À la porte de l’officine, les capuches retombent sur les épaules, automatiquement. « Ils me respectent car je connais ces habitants et leurs problèmes », martèle-t-il. Le titulaire, qui réalise 85 % de son chiffre d’affaires en ordonnances, a triplé son activité en quatorze ans, et emploie aujourd’hui 13 personnes, contre cinq autrefois. « L’exercice dans ces quartiers est possible, il faut en montrer les côtés positifs », assure-t-il, convenant que, à soixante ans, il aspire à finir sa carrière dans un environnement plus paisible.
Aider les gens
Installé depuis près de trente ans « dans la rue la plus pauvre de la ville la plus pauvre de France », Laurent Taleux est également de ces pharmaciens qui exercent en zone sensible. Dans la rue de l’Alma, à Roubaix, il échappe toutefois aux tours et barres d’immeuble. « Ici tout le monde a grandi dans un tissu social où les liens sont renforcés par les traditions familiales et la présence de nombreuses associations. Ils ont grandi en même temps que ma pharmacie et il m’est plus facile, au besoin, de hausser le ton », expose le pharmacien. C’est ainsi qu’il veille rigoureusement à ce que les limites ne soient jamais dépassées, reconnaissant être aidé en cela par sa stature (1,95 m). Son équipe de neuf salariés a suivi une formation pour faire face à l’agressivité : « Ils y ont appris les mots et le langage non verbal à adopter pour déminer les situations. »
Mais si les rideaux de fer empêchent les tags et le portique à l’entrée les vols à l’étalage, Laurent Taleux doit avant tout la longévité de son exercice à son intégration dans le quartier. Curieux de la diversité ethnique, il entretient depuis toujours une très forte proximité avec les habitants. Le titulaire, qui a donné des cours de cuisine au centre social, ne compte plus les invitations aux mariages, baptêmes et circoncisions où la présence du notable qu’est le pharmacien est considérée comme un marqueur social positif.
Laurent Taleux est sensible à la fidélité des jeunes qui repassent voir le pharmacien de leur enfance lors des visites à leurs parents. C’est ainsi que, sans renier ses principes de professionnels de santé, il accepte volontiers de dépanner. « Mon numéro de fax sert de correspondant pour la réception d’actes de naissance ou de décès en provenance d’Afrique du Nord, ou encore pour envoyer des papiers à la CAF. Il faut savoir aider les gens », conseille humblement le pharmacien. Il affirme travailler énormément, certes, mais pour un résultat qu’il n’aurait jamais atteint dans un autre quartier de la ville. Et d’ajouter, avec une pointe d’humour, « en revanche, il ne faut pas rechercher la tranquillité ». Inlassable, il se bat pour ouvrir, dans ce quartier en déshérence médicale, une maison de santé.

CONSIGNE DE TRAVAIL 1 ▸ D'après l'extrait, dans quelle rue de Roubaix se trouve la pharmacie de Laurent Taleux ?
CONSIGNE DE TRAVAIL 2 ▸ Relevez dans l'extrait toutes les cérémonies auxquelles Laurent Taleux est invité.
CONSIGNE DE TRAVAIL 3 ▸ Reformulez sous forme de liste le paragraphe de l'extrait qui commence par « Mais si les rideaux de fer », en conservant ses faits principaux.
Seul l'extrait sert de source pour répondre.

DONNÉES FOURNIES ▸

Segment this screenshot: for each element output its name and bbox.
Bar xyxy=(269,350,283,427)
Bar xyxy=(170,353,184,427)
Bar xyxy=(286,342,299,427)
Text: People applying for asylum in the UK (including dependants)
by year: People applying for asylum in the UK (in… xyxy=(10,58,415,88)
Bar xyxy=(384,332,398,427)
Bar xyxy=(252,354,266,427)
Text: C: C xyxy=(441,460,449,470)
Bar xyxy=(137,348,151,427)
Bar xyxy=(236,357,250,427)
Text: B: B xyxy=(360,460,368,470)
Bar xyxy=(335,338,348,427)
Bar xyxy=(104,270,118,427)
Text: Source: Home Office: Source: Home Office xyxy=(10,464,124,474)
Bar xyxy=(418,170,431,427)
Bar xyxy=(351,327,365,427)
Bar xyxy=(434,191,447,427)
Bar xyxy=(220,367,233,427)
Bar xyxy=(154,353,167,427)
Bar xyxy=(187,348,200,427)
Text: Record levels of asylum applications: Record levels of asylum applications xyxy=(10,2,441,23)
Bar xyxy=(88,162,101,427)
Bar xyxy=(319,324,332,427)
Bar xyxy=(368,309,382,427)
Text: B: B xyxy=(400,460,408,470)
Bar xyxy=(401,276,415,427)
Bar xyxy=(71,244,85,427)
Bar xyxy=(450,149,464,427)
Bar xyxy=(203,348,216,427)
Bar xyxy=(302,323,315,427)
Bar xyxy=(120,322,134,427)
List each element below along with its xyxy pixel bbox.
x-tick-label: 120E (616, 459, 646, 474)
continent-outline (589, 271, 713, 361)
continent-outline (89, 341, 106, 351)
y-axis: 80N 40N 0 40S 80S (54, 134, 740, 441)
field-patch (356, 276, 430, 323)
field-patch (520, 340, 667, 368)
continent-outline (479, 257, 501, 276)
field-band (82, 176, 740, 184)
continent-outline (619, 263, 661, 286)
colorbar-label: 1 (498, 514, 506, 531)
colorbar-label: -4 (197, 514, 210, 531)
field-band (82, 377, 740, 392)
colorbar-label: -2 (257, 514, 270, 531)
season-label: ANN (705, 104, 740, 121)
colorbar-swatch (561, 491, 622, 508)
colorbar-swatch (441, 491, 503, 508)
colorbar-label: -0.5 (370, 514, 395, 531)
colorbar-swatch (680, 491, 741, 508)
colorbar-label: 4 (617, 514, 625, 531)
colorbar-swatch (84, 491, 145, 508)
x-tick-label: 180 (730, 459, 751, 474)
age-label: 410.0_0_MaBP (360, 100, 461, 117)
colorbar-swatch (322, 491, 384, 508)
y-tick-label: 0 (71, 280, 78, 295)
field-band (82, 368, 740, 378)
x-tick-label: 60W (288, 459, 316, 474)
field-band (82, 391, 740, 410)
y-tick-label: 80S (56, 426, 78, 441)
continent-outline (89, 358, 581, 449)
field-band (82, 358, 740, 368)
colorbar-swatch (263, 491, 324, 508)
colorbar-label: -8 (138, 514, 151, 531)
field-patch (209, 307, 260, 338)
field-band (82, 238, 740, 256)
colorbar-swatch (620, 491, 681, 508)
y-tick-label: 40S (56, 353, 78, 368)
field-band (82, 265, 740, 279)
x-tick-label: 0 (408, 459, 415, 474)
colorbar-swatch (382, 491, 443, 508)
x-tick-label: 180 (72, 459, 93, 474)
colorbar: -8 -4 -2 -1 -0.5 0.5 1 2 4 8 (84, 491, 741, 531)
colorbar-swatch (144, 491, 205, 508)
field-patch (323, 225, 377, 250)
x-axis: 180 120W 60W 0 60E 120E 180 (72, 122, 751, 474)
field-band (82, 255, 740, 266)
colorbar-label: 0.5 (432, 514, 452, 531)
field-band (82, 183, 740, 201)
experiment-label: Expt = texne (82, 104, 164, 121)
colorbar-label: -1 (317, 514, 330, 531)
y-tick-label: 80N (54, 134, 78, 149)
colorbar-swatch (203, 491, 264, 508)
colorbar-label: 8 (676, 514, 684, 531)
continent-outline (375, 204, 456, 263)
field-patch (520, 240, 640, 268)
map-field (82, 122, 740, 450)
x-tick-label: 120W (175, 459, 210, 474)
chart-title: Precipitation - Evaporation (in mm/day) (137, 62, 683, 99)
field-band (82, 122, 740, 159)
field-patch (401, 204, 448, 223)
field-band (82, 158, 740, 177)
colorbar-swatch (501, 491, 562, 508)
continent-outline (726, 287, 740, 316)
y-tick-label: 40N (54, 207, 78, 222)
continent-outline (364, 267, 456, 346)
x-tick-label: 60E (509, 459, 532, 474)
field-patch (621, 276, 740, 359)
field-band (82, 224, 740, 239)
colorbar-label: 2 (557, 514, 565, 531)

RÉPONSE ATTENDUE 1 ▸ Rue de l'Alma.

RÉPONSE ATTENDUE 2 ▸ Mariages, baptêmes, circoncisions.

RÉPONSE ATTENDUE 3 ▸
- Des rideaux de fer empêchent les tags et un portique à l'entrée empêche les vols à l'étalage.
- Laurent Taleux doit avant tout la longévité de son exercice à son intégration dans le quartier.
- Curieux de la diversité ethnique, il entretient depuis toujours une très forte proximité avec les habitants.
- Il a donné des cours de cuisine au centre social.
- Il reçoit d'innombrables invitations aux mariages, baptêmes et circoncisions, où la présence du pharmacien, en tant que notable, est considérée comme un marqueur social positif.